Figure collection entries
>>>

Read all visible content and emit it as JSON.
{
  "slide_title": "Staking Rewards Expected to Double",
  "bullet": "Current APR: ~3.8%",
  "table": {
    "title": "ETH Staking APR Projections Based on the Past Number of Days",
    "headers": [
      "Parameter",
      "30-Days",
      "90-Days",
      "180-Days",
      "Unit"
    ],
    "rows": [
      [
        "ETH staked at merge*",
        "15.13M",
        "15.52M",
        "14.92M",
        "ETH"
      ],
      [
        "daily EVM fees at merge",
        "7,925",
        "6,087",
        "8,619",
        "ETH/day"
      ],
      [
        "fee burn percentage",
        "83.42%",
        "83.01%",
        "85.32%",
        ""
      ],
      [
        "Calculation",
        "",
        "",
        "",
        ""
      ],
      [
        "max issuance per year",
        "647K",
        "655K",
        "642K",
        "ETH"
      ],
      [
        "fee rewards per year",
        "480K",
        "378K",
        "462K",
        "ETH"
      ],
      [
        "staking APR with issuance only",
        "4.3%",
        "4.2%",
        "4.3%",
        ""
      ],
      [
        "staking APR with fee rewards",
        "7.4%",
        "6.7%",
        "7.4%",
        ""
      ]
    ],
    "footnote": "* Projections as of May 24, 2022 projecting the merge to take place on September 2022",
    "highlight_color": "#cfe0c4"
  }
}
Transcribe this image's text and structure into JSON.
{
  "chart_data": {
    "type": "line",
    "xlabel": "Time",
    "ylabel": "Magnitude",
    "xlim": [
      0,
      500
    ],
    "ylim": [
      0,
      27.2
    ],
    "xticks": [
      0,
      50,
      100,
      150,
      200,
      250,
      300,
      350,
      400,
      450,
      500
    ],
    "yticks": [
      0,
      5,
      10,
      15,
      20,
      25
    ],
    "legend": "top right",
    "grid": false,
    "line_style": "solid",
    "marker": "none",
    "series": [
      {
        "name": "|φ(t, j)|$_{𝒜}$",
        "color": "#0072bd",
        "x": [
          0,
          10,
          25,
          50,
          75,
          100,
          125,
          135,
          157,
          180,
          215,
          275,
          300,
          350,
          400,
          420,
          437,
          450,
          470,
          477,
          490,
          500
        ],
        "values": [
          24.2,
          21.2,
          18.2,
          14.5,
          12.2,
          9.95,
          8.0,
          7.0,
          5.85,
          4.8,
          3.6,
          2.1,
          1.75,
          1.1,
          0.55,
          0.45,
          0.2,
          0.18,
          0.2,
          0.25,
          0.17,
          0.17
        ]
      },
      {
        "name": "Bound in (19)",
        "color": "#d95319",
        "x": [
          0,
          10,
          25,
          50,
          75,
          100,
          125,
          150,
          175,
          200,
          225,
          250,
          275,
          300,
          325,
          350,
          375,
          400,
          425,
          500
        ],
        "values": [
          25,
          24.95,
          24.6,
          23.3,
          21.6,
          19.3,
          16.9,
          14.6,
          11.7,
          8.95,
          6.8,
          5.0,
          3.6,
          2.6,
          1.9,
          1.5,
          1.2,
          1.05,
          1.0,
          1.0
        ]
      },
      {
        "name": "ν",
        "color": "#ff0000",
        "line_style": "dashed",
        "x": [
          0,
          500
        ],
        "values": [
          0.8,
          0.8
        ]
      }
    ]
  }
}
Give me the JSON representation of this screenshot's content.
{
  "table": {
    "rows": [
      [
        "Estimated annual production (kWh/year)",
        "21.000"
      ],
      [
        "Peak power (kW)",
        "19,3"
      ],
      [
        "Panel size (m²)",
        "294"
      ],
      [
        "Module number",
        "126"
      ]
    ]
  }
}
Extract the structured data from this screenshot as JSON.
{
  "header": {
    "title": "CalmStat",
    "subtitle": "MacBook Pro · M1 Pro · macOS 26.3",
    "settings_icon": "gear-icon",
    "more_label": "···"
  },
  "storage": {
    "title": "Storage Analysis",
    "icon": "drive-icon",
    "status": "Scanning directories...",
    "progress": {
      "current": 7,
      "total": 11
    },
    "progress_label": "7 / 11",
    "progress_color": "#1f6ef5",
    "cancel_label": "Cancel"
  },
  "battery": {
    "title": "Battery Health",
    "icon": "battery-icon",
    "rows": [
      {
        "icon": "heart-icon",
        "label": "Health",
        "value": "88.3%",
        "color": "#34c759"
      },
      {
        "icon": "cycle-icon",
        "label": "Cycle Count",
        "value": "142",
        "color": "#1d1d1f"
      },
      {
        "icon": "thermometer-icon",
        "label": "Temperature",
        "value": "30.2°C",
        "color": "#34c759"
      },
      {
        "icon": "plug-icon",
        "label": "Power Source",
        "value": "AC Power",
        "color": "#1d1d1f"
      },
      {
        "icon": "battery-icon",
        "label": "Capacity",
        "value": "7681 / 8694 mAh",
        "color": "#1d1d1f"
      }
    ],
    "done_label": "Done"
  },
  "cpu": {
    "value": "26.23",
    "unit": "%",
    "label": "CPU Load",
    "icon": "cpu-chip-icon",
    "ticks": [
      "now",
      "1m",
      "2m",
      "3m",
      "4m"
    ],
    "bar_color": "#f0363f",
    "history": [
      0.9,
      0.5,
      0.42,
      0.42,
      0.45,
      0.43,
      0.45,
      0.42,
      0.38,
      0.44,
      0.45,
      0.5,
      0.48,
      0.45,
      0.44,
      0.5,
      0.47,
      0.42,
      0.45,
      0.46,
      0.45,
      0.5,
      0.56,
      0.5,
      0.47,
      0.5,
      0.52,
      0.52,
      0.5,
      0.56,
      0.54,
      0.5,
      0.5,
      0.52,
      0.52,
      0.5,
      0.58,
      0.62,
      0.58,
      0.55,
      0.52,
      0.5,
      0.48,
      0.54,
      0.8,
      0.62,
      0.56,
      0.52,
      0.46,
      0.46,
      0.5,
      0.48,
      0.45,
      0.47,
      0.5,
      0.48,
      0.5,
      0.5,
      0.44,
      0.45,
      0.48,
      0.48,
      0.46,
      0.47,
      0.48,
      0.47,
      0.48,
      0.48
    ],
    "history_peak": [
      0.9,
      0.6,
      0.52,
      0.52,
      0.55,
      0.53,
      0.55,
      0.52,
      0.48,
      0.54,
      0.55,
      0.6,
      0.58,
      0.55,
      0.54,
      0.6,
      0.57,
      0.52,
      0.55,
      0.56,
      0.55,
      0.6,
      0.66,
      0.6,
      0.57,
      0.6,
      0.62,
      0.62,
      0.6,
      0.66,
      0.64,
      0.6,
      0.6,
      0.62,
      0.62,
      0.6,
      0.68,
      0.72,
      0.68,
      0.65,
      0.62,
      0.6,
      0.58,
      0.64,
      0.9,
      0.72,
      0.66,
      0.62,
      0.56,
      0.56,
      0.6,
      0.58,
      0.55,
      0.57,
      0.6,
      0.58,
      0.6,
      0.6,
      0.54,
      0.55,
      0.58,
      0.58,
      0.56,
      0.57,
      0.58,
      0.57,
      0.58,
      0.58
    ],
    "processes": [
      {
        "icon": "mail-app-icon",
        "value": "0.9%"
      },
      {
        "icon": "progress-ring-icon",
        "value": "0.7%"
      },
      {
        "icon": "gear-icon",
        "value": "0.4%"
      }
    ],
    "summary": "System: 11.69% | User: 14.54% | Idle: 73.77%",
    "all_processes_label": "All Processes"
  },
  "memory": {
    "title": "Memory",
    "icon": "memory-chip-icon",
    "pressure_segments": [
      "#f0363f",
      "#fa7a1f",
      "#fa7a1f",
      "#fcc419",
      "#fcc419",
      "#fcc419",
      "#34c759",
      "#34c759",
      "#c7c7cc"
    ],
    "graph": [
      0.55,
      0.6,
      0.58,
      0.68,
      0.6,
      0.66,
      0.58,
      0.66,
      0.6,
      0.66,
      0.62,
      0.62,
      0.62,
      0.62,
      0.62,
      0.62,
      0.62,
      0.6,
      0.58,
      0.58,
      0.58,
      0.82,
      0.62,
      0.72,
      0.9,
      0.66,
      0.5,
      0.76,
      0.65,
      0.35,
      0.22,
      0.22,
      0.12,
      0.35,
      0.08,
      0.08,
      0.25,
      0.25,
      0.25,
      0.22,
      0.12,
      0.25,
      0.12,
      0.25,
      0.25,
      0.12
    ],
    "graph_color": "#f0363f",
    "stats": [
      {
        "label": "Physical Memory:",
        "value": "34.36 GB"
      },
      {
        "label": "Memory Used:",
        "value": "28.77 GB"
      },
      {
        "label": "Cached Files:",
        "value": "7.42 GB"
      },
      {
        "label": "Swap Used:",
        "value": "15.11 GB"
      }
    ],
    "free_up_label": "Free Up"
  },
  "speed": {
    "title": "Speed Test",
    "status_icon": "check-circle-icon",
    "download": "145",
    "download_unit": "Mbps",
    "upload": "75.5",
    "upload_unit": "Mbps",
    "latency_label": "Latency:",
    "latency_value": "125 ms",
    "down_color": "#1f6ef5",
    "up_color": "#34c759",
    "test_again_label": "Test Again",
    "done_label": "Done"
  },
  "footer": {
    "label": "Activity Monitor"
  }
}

<<<

WHAT THE TASK ASKS: Using the listing above, pull out all lines that hold the word "JSON".

CORRECT RESPONSE:
Read all visible content and emit it as JSON.
Transcribe this image's text and structure into JSON.
Give me the JSON representation of this screenshot's content.
Extract the structured data from this screenshot as JSON.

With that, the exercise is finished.